Search the records for lines that contain the word "level". Copy them all.

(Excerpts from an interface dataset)
[Start of Attachment]

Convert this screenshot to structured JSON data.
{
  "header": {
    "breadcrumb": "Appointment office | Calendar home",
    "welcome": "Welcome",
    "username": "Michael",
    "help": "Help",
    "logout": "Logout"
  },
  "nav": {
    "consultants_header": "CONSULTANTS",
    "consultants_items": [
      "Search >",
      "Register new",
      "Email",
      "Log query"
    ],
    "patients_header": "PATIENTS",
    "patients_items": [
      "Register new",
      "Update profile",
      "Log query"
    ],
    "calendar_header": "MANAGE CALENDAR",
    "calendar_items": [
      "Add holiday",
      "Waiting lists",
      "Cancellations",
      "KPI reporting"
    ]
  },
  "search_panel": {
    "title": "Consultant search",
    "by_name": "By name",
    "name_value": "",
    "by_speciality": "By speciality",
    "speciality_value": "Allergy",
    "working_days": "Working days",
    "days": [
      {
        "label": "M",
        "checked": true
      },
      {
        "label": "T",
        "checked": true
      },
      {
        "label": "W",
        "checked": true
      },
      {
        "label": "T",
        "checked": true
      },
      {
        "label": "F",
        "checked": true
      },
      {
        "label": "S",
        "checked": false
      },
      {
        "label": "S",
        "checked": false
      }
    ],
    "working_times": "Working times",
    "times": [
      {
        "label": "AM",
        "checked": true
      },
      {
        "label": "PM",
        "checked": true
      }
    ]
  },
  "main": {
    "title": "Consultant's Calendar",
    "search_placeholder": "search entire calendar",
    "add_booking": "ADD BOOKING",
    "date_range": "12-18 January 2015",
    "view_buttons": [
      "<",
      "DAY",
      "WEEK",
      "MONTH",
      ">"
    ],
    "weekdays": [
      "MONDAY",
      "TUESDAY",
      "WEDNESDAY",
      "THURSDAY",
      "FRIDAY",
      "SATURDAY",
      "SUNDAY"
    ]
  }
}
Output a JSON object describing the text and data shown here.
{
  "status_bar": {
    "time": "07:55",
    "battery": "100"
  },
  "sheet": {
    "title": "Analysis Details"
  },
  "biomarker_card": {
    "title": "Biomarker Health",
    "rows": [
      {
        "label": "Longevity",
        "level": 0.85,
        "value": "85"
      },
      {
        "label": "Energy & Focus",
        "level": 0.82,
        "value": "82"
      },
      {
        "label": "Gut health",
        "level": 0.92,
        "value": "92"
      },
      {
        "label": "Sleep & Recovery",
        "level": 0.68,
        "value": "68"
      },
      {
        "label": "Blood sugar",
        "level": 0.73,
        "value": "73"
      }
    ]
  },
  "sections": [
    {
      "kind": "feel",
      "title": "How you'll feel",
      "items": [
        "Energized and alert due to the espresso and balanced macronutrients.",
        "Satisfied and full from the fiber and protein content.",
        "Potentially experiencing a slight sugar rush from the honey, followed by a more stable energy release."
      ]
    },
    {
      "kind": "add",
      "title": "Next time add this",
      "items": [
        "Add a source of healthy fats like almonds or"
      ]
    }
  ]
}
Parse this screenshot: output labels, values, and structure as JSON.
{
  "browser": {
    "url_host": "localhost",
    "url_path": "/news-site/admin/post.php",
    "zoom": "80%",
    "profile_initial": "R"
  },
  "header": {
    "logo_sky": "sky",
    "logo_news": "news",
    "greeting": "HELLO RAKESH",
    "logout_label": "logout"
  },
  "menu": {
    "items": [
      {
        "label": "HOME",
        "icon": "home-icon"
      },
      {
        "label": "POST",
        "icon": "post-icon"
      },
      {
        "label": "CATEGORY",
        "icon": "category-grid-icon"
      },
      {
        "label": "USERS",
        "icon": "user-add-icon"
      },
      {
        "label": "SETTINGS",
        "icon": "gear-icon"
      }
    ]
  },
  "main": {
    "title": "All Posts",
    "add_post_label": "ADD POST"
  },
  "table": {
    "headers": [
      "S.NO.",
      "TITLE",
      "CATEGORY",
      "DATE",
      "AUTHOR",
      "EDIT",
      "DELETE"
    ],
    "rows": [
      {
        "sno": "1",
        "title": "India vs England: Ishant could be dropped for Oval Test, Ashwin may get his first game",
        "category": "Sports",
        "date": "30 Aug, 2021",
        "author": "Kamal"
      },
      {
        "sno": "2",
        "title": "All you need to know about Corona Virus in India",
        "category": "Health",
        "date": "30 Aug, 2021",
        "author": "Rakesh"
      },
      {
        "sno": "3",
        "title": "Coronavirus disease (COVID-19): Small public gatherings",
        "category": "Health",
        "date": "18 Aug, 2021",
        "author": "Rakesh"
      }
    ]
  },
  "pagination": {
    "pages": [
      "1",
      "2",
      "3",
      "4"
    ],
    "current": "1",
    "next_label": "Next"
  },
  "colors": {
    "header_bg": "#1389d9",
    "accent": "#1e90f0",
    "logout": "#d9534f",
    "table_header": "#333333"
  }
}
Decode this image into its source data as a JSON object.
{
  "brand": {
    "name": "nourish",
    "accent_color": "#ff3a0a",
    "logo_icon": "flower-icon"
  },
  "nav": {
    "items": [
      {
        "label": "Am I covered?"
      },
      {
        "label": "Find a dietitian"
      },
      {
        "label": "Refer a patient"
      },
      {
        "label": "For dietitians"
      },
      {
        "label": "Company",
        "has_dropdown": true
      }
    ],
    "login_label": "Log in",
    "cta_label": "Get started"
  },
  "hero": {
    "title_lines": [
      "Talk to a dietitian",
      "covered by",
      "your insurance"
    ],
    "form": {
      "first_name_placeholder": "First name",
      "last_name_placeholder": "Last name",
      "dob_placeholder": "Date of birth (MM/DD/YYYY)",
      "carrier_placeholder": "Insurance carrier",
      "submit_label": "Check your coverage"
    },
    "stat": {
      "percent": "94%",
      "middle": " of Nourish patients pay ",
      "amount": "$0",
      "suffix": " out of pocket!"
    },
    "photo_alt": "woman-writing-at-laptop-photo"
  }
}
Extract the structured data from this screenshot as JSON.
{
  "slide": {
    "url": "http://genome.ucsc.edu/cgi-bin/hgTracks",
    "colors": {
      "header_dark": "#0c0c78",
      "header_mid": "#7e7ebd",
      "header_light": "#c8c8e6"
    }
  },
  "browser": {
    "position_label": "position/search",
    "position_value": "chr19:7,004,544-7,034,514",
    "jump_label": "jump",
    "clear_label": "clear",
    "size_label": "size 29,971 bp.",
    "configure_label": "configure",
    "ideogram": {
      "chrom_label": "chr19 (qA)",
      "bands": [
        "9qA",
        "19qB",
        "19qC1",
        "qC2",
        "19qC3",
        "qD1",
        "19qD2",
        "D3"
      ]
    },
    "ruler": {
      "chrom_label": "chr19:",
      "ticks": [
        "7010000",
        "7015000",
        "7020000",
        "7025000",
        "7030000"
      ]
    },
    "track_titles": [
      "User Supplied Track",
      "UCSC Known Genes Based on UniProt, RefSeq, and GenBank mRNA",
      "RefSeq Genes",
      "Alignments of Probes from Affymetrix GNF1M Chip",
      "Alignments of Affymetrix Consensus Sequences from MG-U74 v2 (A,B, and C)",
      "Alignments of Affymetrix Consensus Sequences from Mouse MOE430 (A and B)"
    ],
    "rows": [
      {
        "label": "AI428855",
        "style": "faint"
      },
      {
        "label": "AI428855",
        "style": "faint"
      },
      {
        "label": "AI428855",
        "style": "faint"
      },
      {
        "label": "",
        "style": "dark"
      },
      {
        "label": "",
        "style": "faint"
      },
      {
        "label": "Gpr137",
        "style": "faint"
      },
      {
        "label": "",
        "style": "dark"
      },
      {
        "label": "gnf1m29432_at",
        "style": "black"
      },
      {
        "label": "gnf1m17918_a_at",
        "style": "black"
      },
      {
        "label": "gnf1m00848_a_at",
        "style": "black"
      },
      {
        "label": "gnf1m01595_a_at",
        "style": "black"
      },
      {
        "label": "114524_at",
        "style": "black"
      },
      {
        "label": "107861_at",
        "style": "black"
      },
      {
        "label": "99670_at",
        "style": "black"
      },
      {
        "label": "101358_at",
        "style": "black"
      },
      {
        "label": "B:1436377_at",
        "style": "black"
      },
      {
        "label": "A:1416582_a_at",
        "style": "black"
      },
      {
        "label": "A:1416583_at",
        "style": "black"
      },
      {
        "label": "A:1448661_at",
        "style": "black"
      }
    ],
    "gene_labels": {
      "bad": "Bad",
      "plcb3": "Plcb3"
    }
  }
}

[End of Attachment]

§ Solved exercise
        "level": 0.85,
        "level": 0.82,
        "level": 0.92,
        "level": 0.68,
        "level": 0.73,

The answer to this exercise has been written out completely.